Goal of the exercise >>
Your task is to quote the material that follows, in full and exactly.

Input records >>
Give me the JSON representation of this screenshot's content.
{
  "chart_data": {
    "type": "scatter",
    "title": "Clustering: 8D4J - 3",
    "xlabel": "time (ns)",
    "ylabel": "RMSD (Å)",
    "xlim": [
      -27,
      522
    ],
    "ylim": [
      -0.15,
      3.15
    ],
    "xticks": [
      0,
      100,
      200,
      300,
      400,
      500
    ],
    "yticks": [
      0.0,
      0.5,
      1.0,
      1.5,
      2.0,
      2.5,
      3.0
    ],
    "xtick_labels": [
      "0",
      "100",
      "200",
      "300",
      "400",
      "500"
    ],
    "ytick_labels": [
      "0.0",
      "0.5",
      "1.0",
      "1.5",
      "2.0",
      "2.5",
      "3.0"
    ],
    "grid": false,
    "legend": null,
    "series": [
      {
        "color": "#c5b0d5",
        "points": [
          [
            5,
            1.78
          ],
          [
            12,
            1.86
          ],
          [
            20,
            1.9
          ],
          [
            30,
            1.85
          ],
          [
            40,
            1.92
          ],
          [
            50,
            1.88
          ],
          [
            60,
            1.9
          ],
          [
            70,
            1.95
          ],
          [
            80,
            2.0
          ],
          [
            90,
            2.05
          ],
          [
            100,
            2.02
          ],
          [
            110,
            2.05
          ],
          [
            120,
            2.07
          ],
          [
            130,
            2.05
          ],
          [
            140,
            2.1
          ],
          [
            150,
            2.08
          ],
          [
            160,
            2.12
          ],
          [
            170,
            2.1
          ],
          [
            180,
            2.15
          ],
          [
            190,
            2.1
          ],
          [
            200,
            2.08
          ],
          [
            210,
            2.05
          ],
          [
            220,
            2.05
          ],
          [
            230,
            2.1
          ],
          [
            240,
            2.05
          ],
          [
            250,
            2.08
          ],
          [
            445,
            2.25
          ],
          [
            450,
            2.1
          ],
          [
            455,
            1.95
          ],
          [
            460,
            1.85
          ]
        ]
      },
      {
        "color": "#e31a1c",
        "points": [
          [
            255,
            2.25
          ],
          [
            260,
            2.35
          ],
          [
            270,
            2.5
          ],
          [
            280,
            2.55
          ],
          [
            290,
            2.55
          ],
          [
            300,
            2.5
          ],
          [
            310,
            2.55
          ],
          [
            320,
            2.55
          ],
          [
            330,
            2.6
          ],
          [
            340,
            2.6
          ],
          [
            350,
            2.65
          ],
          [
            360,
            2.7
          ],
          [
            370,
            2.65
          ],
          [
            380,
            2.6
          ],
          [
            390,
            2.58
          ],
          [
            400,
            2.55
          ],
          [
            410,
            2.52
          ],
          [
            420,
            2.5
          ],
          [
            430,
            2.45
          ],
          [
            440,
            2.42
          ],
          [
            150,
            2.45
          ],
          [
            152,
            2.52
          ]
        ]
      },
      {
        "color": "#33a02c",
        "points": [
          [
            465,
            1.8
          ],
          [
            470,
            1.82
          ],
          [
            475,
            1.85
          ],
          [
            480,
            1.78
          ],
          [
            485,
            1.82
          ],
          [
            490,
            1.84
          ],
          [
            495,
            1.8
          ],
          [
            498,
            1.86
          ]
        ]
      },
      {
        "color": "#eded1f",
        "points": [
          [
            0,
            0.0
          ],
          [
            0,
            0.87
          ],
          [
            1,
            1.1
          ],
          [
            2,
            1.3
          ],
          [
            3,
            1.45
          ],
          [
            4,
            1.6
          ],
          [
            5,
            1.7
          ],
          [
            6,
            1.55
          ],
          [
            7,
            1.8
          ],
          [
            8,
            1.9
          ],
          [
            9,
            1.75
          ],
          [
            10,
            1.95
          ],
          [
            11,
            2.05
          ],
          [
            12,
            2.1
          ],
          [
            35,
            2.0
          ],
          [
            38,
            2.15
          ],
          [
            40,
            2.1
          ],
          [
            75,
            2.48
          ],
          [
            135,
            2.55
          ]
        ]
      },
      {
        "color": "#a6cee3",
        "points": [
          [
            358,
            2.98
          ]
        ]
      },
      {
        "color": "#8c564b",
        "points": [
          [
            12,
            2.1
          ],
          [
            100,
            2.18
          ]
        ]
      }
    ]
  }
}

Written solution >>
Give me the JSON representation of this screenshot's content.
{
  "chart_data": {
    "type": "scatter",
    "title": "Clustering: 8D4J - 3",
    "xlabel": "time (ns)",
    "ylabel": "RMSD (Å)",
    "xlim": [
      -27,
      522
    ],
    "ylim": [
      -0.15,
      3.15
    ],
    "xticks": [
      0,
      100,
      200,
      300,
      400,
      500
    ],
    "yticks": [
      0.0,
      0.5,
      1.0,
      1.5,
      2.0,
      2.5,
      3.0
    ],
    "xtick_labels": [
      "0",
      "100",
      "200",
      "300",
      "400",
      "500"
    ],
    "ytick_labels": [
      "0.0",
      "0.5",
      "1.0",
      "1.5",
      "2.0",
      "2.5",
      "3.0"
    ],
    "grid": false,
    "legend": null,
    "series": [
      {
        "color": "#c5b0d5",
        "points": [
          [
            5,
            1.78
          ],
          [
            12,
            1.86
          ],
          [
            20,
            1.9
          ],
          [
            30,
            1.85
          ],
          [
            40,
            1.92
          ],
          [
            50,
            1.88
          ],
          [
            60,
            1.9
          ],
          [
            70,
            1.95
          ],
          [
            80,
            2.0
          ],
          [
            90,
            2.05
          ],
          [
            100,
            2.02
          ],
          [
            110,
            2.05
          ],
          [
            120,
            2.07
          ],
          [
            130,
            2.05
          ],
          [
            140,
            2.1
          ],
          [
            150,
            2.08
          ],
          [
            160,
            2.12
          ],
          [
            170,
            2.1
          ],
          [
            180,
            2.15
          ],
          [
            190,
            2.1
          ],
          [
            200,
            2.08
          ],
          [
            210,
            2.05
          ],
          [
            220,
            2.05
          ],
          [
            230,
            2.1
          ],
          [
            240,
            2.05
          ],
          [
            250,
            2.08
          ],
          [
            445,
            2.25
          ],
          [
            450,
            2.1
          ],
          [
            455,
            1.95
          ],
          [
            460,
            1.85
          ]
        ]
      },
      {
        "color": "#e31a1c",
        "points": [
          [
            255,
            2.25
          ],
          [
            260,
            2.35
          ],
          [
            270,
            2.5
          ],
          [
            280,
            2.55
          ],
          [
            290,
            2.55
          ],
          [
            300,
            2.5
          ],
          [
            310,
            2.55
          ],
          [
            320,
            2.55
          ],
          [
            330,
            2.6
          ],
          [
            340,
            2.6
          ],
          [
            350,
            2.65
          ],
          [
            360,
            2.7
          ],
          [
            370,
            2.65
          ],
          [
            380,
            2.6
          ],
          [
            390,
            2.58
          ],
          [
            400,
            2.55
          ],
          [
            410,
            2.52
          ],
          [
            420,
            2.5
          ],
          [
            430,
            2.45
          ],
          [
            440,
            2.42
          ],
          [
            150,
            2.45
          ],
          [
            152,
            2.52
          ]
        ]
      },
      {
        "color": "#33a02c",
        "points": [
          [
            465,
            1.8
          ],
          [
            470,
            1.82
          ],
          [
            475,
            1.85
          ],
          [
            480,
            1.78
          ],
          [
            485,
            1.82
          ],
          [
            490,
            1.84
          ],
          [
            495,
            1.8
          ],
          [
            498,
            1.86
          ]
        ]
      },
      {
        "color": "#eded1f",
        "points": [
          [
            0,
            0.0
          ],
          [
            0,
            0.87
          ],
          [
            1,
            1.1
          ],
          [
            2,
            1.3
          ],
          [
            3,
            1.45
          ],
          [
            4,
            1.6
          ],
          [
            5,
            1.7
          ],
          [
            6,
            1.55
          ],
          [
            7,
            1.8
          ],
          [
            8,
            1.9
          ],
          [
            9,
            1.75
          ],
          [
            10,
            1.95
          ],
          [
            11,
            2.05
          ],
          [
            12,
            2.1
          ],
          [
            35,
            2.0
          ],
          [
            38,
            2.15
          ],
          [
            40,
            2.1
          ],
          [
            75,
            2.48
          ],
          [
            135,
            2.55
          ]
        ]
      },
      {
        "color": "#a6cee3",
        "points": [
          [
            358,
            2.98
          ]
        ]
      },
      {
        "color": "#8c564b",
        "points": [
          [
            12,
            2.1
          ],
          [
            100,
            2.18
          ]
        ]
      }
    ]
  }
}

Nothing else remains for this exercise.